-- TAREAS POR REALIZAR --
- 1) Responde a partir del texto sobre los confinamientos:
(a) ¿A cuántas personas afectó el confinamiento que comenzó en mayo?
(b) ¿Qué grupo armado reclutó a los dos menores de la primera comunidad indígena por el río Bojayá?
(c) Según el gestor de salud de uno de los caseríos, ¿qué enfermedad presentan ya los menores?
- 2) Prosigue el texto sobre los confinamientos a partir de su última oración.

━━ TEXTO DE ESTUDIO

Se trata de una subregión en la que se vienen registrando confinamientos desde 2017, según datos de la OCHA, siendo el más reciente el que inició en mayo de este año afectando a más de 3.700 personas de 23 comunidades. Un funcionario local, que pidió no ser citado, señala incluso que los cálculos dan cuenta de que en los primeros seis meses de 2021 la cifra de personas confinadas en el departamento ascendió a 15.000. Los datos son alarmantes y los líderes de la región coinciden en que el fenómeno se ha agudizado, pero en los últimos tres años, y que no ha tenido el impacto necesario en la opinión pública porque son desconocidos o no llaman la atención.

Por su parte, los indígenas emberá dobida que no han podido regresar a sus cultivos de plátano y yuca, o a cazar ñeques y guaguas, también manifiestan su preocupación por el reclutamiento de sus menores. En la primera comunidad indígena que se encuentra por el río Bojayá, luego del pueblo afro, dos menores fueron reclutados por el Eln. Sus madres, en compañía de la Cruz Roja, gestionaron su liberación ante los comandantes. Sin embargo, los ofrecimientos a los jóvenes por parte de los grupos armados persisten.

La desnutrición infantil es otra de las graves consecuencias que afrontan las comunidades indígenas por el confinamiento. El gestor de salud de uno de los caseríos afirmó que, a pesar de que los padres prefieren alimentar a sus hijos con la escasa comida que se consigue, los menores ya presentan esta enfermedad.

━━━━
━━ LOS DATOS

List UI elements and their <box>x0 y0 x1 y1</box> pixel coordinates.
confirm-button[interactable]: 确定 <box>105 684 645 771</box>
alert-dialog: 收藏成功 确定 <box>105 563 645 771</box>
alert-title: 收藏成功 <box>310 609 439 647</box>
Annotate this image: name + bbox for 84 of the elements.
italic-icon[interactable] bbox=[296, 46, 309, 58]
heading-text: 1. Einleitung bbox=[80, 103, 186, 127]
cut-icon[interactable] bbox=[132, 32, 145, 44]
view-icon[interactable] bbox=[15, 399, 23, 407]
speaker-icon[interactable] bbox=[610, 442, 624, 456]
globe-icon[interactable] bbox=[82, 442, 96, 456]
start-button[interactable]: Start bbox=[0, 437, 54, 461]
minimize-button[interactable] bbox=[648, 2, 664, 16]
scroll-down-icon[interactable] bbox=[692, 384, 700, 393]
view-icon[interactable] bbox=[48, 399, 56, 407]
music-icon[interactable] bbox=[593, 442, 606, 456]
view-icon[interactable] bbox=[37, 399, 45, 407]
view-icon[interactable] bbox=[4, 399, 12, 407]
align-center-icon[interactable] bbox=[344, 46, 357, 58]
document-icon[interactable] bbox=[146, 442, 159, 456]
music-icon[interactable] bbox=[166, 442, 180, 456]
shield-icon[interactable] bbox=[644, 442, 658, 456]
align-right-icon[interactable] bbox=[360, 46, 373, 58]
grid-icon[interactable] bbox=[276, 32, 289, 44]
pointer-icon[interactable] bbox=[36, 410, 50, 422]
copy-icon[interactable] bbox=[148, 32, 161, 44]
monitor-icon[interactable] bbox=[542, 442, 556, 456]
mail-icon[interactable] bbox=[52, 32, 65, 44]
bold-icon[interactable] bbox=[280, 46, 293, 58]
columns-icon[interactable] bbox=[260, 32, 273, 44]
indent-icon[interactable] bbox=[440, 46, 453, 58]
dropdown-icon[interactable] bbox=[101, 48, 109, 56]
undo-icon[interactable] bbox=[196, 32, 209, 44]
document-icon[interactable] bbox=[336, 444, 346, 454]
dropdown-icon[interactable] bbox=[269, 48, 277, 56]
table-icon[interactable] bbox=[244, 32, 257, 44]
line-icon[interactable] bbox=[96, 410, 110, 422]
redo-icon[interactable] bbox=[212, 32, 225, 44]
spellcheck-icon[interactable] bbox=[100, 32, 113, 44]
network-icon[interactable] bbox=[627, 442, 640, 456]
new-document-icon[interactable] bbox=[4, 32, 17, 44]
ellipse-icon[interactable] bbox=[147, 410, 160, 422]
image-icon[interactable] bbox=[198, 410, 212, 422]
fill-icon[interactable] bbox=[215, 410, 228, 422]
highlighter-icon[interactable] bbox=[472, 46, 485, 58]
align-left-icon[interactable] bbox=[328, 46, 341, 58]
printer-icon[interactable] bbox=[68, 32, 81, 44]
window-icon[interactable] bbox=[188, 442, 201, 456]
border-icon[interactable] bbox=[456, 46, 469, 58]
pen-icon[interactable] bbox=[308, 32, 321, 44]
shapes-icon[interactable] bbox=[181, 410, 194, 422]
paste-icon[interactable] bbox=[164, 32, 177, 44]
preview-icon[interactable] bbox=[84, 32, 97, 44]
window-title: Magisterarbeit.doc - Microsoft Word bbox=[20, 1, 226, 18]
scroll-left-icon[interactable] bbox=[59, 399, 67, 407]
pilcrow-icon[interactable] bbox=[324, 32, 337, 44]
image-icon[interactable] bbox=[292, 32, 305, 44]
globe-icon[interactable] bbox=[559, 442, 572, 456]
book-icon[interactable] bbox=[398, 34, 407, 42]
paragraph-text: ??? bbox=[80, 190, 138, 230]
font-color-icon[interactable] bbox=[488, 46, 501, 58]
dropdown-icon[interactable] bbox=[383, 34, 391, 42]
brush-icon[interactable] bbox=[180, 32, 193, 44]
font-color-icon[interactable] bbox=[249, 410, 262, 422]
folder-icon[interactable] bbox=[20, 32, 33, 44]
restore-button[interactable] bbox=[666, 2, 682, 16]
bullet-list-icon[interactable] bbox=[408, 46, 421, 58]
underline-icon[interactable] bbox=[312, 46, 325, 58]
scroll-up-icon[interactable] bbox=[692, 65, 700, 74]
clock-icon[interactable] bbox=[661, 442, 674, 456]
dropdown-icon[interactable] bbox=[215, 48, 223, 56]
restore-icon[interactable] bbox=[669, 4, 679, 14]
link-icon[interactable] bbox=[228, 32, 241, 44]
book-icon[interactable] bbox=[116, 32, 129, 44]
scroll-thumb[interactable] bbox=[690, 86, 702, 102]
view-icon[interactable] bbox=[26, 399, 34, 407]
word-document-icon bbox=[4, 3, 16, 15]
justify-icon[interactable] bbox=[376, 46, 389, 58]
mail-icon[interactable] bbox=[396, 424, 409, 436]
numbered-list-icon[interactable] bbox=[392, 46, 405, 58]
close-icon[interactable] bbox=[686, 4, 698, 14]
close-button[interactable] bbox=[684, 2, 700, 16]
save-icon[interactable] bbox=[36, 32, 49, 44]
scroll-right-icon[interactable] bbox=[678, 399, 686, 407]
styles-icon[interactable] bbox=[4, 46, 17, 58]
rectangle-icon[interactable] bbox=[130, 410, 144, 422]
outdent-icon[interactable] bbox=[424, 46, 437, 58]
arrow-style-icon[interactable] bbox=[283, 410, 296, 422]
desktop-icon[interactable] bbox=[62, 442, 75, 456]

━━━━

-- RESPUESTAS POR TAREA --
- 1)
(a) A más de 3.700 personas de 23 comunidades.
(b) El Eln.
(c) La desnutrición infantil.

- 2)
Adicionalmente, la comunidad indígena que estuvo más de un año desplazada no cuenta con los materiales suficientes y adecuados para la reconstrucción de sus hogares. Por el momento las casas han sido elaboradas con algunas tablas de madera, las paredes fueron improvisadas con tela verde, la misma que se usa para el cerramiento de las construcciones en las ciudades, y los techos son bolsas negras de basura que, por lluvias o ventarrones, son destruidas fácilmente.

Habitantes y líderes de las comunidades indígenas y afros de la zona rural de Bojayá, así como autoridades étnicas y organismos internacionales desde Quibdó, denuncian que el Estado ha sido racista e inoperante en la atención de la emergencia humanitaria. Le exigen que haga presencia integral para atender desde distintos frentes los problemas de la región, así como la firma del Acuerdo Humanitario Ya, una propuesta construida por diversos sectores del departamento, que busca cesar la violencia y garantizar los derechos básicos de la población.

* Los nombres fueron cambiados a petición de las fuentes.